▸ **TASK TO CARRY OUT**
Copy each line in which the string "JSON" occurs.

Dataset rows about figures:
▼

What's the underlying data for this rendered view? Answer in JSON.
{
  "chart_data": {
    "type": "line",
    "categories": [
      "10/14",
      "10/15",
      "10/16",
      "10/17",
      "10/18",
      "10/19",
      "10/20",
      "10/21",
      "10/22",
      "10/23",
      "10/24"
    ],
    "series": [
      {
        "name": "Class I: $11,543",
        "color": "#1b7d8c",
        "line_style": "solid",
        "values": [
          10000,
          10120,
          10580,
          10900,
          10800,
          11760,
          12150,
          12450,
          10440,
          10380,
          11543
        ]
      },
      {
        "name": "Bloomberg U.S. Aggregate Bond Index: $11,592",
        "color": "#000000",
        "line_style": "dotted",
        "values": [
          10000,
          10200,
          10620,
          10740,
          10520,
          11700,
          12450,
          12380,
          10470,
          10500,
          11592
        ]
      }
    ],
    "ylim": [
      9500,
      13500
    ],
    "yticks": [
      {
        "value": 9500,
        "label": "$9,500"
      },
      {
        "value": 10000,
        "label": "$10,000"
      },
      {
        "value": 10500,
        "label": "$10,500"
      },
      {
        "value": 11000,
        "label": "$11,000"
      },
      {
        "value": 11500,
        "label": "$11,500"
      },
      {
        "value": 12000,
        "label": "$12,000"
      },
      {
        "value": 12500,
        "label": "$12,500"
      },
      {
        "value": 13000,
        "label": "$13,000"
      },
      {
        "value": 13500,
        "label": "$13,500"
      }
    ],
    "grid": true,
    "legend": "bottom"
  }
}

▲
▼

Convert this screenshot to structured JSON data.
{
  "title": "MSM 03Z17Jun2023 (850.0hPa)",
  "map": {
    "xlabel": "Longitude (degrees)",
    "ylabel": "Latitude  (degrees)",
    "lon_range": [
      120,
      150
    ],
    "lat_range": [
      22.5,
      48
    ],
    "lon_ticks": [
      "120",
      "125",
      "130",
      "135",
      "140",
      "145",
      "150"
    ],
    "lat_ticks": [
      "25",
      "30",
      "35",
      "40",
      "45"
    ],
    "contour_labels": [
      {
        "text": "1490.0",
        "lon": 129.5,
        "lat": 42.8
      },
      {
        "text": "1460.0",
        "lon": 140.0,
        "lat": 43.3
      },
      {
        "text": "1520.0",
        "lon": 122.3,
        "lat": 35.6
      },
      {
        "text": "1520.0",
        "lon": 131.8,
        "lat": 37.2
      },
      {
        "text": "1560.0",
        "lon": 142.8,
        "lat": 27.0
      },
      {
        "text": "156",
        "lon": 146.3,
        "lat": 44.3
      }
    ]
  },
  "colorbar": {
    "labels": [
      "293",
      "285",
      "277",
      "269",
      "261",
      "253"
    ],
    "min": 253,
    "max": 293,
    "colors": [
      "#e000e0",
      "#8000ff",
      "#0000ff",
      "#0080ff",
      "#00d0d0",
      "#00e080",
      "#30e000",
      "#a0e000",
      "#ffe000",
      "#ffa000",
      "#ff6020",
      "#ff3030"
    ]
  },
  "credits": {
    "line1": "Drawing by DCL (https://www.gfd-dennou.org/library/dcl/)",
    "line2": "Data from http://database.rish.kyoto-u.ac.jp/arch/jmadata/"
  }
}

▲

▸ **IN RESPONSE**
What's the underlying data for this rendered view? Answer in JSON.
Convert this screenshot to structured JSON data.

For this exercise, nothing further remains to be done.